- _What is expected_
Extract all data as written.

Figure data in JSON
━━━━━━━━━━━━━━━━
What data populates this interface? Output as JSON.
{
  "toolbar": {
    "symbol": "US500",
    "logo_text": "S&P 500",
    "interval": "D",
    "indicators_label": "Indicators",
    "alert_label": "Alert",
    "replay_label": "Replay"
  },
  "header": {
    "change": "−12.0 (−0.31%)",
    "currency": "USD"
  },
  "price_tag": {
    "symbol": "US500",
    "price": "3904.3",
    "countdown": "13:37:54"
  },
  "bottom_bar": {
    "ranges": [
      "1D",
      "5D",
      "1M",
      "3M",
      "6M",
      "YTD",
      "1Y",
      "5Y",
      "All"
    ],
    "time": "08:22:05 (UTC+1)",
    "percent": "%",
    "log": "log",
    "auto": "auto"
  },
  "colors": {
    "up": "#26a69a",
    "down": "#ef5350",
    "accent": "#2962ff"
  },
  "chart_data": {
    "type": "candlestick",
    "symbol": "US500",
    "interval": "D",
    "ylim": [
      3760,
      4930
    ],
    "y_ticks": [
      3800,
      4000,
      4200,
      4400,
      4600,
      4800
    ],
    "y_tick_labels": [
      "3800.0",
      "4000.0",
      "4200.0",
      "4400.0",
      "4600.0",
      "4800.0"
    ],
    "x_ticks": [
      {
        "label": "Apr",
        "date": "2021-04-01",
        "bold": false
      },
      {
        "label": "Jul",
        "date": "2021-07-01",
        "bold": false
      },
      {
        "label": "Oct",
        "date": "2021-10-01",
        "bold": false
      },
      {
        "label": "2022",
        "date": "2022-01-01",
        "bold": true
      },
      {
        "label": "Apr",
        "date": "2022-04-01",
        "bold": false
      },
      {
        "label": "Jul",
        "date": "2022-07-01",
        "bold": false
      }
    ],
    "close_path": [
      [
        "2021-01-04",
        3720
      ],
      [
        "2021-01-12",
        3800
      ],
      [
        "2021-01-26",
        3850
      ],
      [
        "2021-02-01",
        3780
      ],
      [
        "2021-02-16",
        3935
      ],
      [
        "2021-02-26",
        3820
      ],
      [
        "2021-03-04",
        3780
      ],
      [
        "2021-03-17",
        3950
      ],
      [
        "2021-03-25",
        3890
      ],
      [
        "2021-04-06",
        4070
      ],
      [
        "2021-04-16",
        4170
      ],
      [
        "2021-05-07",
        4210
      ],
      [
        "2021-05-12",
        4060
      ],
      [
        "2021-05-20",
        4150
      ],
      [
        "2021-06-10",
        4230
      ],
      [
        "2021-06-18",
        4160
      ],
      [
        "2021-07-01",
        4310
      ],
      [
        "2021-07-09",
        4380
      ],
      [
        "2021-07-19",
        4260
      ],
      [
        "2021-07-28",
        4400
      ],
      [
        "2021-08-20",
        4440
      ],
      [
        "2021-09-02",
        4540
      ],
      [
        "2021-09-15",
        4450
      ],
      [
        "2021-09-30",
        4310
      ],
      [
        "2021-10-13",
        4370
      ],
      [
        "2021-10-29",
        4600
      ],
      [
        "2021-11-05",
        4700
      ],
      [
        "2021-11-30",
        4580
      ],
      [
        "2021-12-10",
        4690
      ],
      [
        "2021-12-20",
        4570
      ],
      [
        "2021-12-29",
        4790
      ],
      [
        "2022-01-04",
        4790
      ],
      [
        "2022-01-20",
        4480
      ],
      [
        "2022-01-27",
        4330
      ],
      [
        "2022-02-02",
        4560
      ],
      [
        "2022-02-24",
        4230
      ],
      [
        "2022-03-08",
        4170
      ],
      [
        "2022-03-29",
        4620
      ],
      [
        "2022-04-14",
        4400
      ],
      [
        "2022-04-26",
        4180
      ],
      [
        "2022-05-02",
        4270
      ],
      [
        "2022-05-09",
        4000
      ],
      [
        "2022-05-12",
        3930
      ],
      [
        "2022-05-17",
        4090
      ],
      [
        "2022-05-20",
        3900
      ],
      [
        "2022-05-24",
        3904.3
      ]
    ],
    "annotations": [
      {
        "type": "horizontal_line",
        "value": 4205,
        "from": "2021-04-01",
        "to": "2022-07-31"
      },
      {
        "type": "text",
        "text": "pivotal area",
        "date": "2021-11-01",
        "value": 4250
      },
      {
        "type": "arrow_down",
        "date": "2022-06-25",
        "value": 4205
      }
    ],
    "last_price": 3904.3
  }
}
━━━━━━━━━━━━━━━━
- _Solution below_
What data populates this interface? Output as JSON.
{
  "toolbar": {
    "symbol": "US500",
    "logo_text": "S&P 500",
    "interval": "D",
    "indicators_label": "Indicators",
    "alert_label": "Alert",
    "replay_label": "Replay"
  },
  "header": {
    "change": "−12.0 (−0.31%)",
    "currency": "USD"
  },
  "price_tag": {
    "symbol": "US500",
    "price": "3904.3",
    "countdown": "13:37:54"
  },
  "bottom_bar": {
    "ranges": [
      "1D",
      "5D",
      "1M",
      "3M",
      "6M",
      "YTD",
      "1Y",
      "5Y",
      "All"
    ],
    "time": "08:22:05 (UTC+1)",
    "percent": "%",
    "log": "log",
    "auto": "auto"
  },
  "colors": {
    "up": "#26a69a",
    "down": "#ef5350",
    "accent": "#2962ff"
  },
  "chart_data": {
    "type": "candlestick",
    "symbol": "US500",
    "interval": "D",
    "ylim": [
      3760,
      4930
    ],
    "y_ticks": [
      3800,
      4000,
      4200,
      4400,
      4600,
      4800
    ],
    "y_tick_labels": [
      "3800.0",
      "4000.0",
      "4200.0",
      "4400.0",
      "4600.0",
      "4800.0"
    ],
    "x_ticks": [
      {
        "label": "Apr",
        "date": "2021-04-01",
        "bold": false
      },
      {
        "label": "Jul",
        "date": "2021-07-01",
        "bold": false
      },
      {
        "label": "Oct",
        "date": "2021-10-01",
        "bold": false
      },
      {
        "label": "2022",
        "date": "2022-01-01",
        "bold": true
      },
      {
        "label": "Apr",
        "date": "2022-04-01",
        "bold": false
      },
      {
        "label": "Jul",
        "date": "2022-07-01",
        "bold": false
      }
    ],
    "close_path": [
      [
        "2021-01-04",
        3720
      ],
      [
        "2021-01-12",
        3800
      ],
      [
        "2021-01-26",
        3850
      ],
      [
        "2021-02-01",
        3780
      ],
      [
        "2021-02-16",
        3935
      ],
      [
        "2021-02-26",
        3820
      ],
      [
        "2021-03-04",
        3780
      ],
      [
        "2021-03-17",
        3950
      ],
      [
        "2021-03-25",
        3890
      ],
      [
        "2021-04-06",
        4070
      ],
      [
        "2021-04-16",
        4170
      ],
      [
        "2021-05-07",
        4210
      ],
      [
        "2021-05-12",
        4060
      ],
      [
        "2021-05-20",
        4150
      ],
      [
        "2021-06-10",
        4230
      ],
      [
        "2021-06-18",
        4160
      ],
      [
        "2021-07-01",
        4310
      ],
      [
        "2021-07-09",
        4380
      ],
      [
        "2021-07-19",
        4260
      ],
      [
        "2021-07-28",
        4400
      ],
      [
        "2021-08-20",
        4440
      ],
      [
        "2021-09-02",
        4540
      ],
      [
        "2021-09-15",
        4450
      ],
      [
        "2021-09-30",
        4310
      ],
      [
        "2021-10-13",
        4370
      ],
      [
        "2021-10-29",
        4600
      ],
      [
        "2021-11-05",
        4700
      ],
      [
        "2021-11-30",
        4580
      ],
      [
        "2021-12-10",
        4690
      ],
      [
        "2021-12-20",
        4570
      ],
      [
        "2021-12-29",
        4790
      ],
      [
        "2022-01-04",
        4790
      ],
      [
        "2022-01-20",
        4480
      ],
      [
        "2022-01-27",
        4330
      ],
      [
        "2022-02-02",
        4560
      ],
      [
        "2022-02-24",
        4230
      ],
      [
        "2022-03-08",
        4170
      ],
      [
        "2022-03-29",
        4620
      ],
      [
        "2022-04-14",
        4400
      ],
      [
        "2022-04-26",
        4180
      ],
      [
        "2022-05-02",
        4270
      ],
      [
        "2022-05-09",
        4000
      ],
      [
        "2022-05-12",
        3930
      ],
      [
        "2022-05-17",
        4090
      ],
      [
        "2022-05-20",
        3900
      ],
      [
        "2022-05-24",
        3904.3
      ]
    ],
    "annotations": [
      {
        "type": "horizontal_line",
        "value": 4205,
        "from": "2021-04-01",
        "to": "2022-07-31"
      },
      {
        "type": "text",
        "text": "pivotal area",
        "date": "2021-11-01",
        "value": 4250
      },
      {
        "type": "arrow_down",
        "date": "2022-06-25",
        "value": 4205
      }
    ],
    "last_price": 3904.3
  }
}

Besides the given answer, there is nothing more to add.